# Tasks for this exercise:
- a) Reproduce word for word the part of the brick kiln case passage that begins with "At first instance" and ends with "B went on...".
- b) Continue the brick kiln case passage from its last sentence.

At first instance it was held that the brick smoke was reasonable because the defendant had only been using the kiln in order to build a home.
Judgment
editBramwell B held that the defendants had to pay compensation. Responding to the argument that if land is being reasonably used in itself, then there is a public interest that it should be carried on Bramwell B went on...
But further, with great respect, I think this consideration misapplied in this and in many other cases. The public consists of all the individuals in it, and a thing is only for the public benefit when it is productive of good to those individuals on the balance of loss and gain to all. So that if all the loss and all the gain were borne and received by one individual he, on the whole, would be a gainer. But whenever this is the case — whenever a thing is for the public benefit, properly understood — the loss to the individuals of the public who lose will bear compensation out of the gains of those who gain. It is for the public benefit that there should be railways; but it would not be unless the gain of having the railway was sufficient to compensate the loss occasioned by the use of the land required for its site; and accordingly, no one thinks it would be right to take an individual’s land without compensation, to make a railway. It is for the public benefit that trains should run, but not unless they pay their expenses. If one of these expenses is the burning down of a wood of such value that the railway owners would not run the train and burn down the wood if it were their own, neither is it for the public benefit that they should if the wood is not their own. If, though the wood were their own, they still would find it compensated them to run trains at the cost of burning the wood, then they obviously ought to compensate the owner of such wood, not being themselves, if they burn it down in making their gains.

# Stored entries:
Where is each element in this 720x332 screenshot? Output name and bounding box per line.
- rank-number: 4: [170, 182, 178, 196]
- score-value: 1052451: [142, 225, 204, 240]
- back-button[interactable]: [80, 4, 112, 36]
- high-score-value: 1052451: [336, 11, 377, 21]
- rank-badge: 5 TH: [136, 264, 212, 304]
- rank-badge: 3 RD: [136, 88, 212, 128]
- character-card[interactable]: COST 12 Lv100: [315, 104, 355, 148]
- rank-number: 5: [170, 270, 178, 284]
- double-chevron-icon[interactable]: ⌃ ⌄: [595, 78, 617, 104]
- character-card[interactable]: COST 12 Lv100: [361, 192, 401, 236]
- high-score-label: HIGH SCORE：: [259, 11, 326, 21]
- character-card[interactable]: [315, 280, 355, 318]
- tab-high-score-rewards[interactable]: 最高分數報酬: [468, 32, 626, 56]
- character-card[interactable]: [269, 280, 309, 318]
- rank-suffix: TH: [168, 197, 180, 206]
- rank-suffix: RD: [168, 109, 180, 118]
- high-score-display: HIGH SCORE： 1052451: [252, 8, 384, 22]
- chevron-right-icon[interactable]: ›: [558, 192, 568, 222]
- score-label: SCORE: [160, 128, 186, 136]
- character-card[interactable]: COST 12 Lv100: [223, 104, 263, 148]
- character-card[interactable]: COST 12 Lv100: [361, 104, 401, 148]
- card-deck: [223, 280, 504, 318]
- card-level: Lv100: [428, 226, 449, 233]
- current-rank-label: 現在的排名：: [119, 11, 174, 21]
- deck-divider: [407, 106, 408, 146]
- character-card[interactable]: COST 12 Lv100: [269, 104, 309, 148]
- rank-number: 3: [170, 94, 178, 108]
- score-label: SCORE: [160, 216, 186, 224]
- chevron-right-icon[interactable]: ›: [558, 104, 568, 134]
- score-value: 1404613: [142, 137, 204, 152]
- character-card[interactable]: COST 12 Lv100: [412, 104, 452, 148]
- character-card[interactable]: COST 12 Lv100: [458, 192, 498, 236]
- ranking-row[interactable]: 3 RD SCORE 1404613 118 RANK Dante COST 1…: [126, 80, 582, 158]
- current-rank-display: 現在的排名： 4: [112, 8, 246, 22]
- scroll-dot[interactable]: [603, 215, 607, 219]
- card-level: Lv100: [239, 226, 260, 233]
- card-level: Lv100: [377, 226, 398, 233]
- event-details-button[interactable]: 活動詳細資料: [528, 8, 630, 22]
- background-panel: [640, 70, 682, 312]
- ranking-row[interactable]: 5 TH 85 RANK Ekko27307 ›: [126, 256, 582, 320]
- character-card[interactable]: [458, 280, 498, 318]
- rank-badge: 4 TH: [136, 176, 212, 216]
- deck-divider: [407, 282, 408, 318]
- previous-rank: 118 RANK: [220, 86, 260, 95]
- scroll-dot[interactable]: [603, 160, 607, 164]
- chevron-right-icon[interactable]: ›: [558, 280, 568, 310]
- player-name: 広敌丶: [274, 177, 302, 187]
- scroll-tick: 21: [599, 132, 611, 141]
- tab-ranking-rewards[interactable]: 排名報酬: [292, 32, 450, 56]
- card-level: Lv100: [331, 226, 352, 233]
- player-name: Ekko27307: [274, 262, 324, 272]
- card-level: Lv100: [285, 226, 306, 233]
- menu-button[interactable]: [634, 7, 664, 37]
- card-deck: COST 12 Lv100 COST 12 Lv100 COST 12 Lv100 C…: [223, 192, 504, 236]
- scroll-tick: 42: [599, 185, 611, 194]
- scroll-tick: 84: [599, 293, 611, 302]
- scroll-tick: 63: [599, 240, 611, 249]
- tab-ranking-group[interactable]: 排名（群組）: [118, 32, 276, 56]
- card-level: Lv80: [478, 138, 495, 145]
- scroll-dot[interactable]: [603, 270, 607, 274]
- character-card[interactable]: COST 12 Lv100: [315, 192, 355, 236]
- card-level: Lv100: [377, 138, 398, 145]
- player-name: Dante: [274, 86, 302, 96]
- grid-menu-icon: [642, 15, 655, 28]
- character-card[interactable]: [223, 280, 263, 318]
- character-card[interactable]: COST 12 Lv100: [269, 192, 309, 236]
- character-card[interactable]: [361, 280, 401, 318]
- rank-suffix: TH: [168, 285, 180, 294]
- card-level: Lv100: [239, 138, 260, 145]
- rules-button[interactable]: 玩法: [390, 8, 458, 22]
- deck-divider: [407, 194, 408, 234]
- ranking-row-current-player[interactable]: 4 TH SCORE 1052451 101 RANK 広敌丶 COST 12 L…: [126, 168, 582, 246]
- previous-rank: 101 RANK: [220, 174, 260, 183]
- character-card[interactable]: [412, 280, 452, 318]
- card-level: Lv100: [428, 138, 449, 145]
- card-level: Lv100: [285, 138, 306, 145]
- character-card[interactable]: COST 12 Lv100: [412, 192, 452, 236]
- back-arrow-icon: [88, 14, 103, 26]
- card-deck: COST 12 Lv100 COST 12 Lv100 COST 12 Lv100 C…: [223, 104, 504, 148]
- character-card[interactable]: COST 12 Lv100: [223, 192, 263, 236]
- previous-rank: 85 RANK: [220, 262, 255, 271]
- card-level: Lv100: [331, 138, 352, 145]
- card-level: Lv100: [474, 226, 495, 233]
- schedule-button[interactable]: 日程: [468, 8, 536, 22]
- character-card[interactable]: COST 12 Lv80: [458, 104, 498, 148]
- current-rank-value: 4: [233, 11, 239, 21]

# Set of answers:
- a)
At first instance it was held that the brick smoke was reasonable because the defendant had only been using the kiln in order to build a home.
Judgment
editBramwell B held that the defendants had to pay compensation. Responding to the argument that if land is being reasonably used in itself, then there is a public interest that it should be carried on Bramwell B went on...

- b)
So in like way in this case a money value indeed cannot easily be put on the plaintiff’s loss, but it is equal to some number of pounds or pence, £10, £50 or what not: unless the defendant’s profits are enough to compensate this, I deny that it is for the public benefit he should do what he has done; if they are, he ought to compensate...
There must be, then, some principle on which such cases must be excepted. It seems to me that that principle may be deduced from the character of these cases, and is this, viz: that those acts necessary for the common and ordinary use and occupation of land and houses may be done, if conveniently done, without subjecting those who do them to an action... There is an obvious necessity for such a principle as I have mentioned. It is as much for the advantage of one owner as of another; for the very nuisance the one complains of, as the result of the ordinary use of his neighbour's land, he himself will create in the ordinary use of his own, and the reciprocal nuisances are of a comparatively trifling character. The convenience of such a rule may be indicated by calling it a rule of give and take, live and let live. (at 83-84)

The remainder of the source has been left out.